» **What to produce**:
Scan the material that follows. Copy every line containing the word "pomaga".

+++++

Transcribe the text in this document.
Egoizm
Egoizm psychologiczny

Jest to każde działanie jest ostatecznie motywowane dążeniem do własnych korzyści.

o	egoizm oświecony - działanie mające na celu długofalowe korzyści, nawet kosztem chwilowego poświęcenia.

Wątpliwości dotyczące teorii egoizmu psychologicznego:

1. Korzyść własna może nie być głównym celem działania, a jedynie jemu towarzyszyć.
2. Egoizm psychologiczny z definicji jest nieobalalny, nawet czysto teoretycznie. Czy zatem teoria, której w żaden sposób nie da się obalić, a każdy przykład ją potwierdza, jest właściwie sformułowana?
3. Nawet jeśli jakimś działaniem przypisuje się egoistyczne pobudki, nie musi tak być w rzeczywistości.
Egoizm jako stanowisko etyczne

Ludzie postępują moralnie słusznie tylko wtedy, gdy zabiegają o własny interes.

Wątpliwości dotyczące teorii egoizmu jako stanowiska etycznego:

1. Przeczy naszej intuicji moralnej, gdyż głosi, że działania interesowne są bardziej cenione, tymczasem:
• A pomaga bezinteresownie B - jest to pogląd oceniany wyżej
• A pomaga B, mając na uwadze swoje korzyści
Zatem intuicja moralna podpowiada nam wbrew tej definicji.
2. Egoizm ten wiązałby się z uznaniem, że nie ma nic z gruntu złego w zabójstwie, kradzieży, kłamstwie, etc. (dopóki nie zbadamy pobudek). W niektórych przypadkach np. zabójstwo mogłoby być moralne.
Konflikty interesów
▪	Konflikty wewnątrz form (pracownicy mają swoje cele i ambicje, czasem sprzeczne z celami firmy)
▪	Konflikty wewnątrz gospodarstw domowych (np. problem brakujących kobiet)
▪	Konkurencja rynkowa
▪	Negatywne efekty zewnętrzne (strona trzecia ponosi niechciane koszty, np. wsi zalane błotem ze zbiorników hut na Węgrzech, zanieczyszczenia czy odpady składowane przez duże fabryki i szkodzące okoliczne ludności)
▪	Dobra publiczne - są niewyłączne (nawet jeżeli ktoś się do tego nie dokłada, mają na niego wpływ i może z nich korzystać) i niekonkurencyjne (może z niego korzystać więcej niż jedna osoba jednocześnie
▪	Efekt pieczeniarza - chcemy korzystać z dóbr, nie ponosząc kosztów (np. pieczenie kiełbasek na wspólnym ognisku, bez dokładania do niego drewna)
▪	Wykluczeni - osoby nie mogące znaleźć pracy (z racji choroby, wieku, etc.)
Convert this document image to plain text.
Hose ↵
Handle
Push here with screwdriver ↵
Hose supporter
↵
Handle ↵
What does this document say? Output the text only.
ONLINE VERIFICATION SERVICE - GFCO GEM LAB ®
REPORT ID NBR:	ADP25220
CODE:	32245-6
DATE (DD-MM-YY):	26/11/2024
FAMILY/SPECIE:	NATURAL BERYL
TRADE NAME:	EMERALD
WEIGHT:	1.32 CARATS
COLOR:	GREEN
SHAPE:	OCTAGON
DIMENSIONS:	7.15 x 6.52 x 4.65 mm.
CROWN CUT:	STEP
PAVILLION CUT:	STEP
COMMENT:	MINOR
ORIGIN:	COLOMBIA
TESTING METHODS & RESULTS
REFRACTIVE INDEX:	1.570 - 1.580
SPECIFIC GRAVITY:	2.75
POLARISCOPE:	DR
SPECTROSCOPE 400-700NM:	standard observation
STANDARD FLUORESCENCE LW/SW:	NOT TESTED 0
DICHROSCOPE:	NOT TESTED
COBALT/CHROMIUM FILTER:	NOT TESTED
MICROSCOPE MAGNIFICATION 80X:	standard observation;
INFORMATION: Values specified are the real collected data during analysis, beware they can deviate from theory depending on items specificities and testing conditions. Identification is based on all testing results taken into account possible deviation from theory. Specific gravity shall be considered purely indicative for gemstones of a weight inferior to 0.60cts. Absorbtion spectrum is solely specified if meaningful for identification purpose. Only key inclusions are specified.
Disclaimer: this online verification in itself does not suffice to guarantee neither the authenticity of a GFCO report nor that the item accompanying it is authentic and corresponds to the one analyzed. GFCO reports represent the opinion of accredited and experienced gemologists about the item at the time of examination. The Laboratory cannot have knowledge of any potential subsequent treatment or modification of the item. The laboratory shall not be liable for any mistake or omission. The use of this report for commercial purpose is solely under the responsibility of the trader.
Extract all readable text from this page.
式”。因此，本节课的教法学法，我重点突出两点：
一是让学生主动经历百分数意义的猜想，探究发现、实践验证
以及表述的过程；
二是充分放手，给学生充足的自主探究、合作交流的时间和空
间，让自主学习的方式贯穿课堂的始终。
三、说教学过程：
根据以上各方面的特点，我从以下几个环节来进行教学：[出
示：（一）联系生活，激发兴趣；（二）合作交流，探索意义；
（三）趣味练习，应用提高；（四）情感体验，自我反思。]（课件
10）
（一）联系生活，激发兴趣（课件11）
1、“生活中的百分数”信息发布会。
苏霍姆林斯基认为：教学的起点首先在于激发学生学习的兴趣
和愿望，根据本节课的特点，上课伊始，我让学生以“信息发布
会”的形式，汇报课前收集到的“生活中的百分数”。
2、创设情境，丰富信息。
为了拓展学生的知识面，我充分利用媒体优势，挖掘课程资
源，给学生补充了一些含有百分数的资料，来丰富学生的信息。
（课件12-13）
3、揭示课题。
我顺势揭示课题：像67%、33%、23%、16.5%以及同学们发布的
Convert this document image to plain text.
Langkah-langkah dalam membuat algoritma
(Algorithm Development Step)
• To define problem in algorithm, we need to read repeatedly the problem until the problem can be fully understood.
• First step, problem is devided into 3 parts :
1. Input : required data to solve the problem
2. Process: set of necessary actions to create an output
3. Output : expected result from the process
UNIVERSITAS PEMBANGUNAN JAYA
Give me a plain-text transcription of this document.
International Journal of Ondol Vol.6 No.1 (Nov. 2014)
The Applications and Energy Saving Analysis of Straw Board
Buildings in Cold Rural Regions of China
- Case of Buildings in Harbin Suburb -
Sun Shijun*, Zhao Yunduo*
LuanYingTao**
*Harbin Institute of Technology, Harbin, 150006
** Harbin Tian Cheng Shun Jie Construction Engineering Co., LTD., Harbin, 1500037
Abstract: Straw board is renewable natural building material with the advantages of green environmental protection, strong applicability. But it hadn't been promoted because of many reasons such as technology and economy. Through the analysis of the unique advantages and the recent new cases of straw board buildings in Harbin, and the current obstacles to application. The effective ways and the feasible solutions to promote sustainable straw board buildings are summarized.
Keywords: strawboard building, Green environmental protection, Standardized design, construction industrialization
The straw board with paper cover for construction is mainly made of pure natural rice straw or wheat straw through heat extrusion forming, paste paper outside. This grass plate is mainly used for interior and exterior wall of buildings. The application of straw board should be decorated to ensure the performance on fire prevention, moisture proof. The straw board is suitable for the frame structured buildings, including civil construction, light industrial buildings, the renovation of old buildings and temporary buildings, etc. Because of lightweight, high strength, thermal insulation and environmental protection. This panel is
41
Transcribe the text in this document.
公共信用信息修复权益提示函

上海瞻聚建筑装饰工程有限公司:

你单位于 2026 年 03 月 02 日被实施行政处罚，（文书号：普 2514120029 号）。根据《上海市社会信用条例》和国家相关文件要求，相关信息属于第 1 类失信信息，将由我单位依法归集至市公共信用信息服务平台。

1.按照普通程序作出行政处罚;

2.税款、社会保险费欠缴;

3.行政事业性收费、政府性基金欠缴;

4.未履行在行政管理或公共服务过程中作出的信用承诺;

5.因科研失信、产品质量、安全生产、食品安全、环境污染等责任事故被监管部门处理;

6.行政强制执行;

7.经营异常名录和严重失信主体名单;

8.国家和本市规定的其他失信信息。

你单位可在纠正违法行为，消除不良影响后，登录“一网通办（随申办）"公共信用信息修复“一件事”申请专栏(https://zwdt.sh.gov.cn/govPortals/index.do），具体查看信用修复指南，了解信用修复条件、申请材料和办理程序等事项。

+++++

» **Complete answer**:
• A pomaga bezinteresownie B - jest to pogląd oceniany wyżej
• A pomaga B, mając na uwadze swoje korzyści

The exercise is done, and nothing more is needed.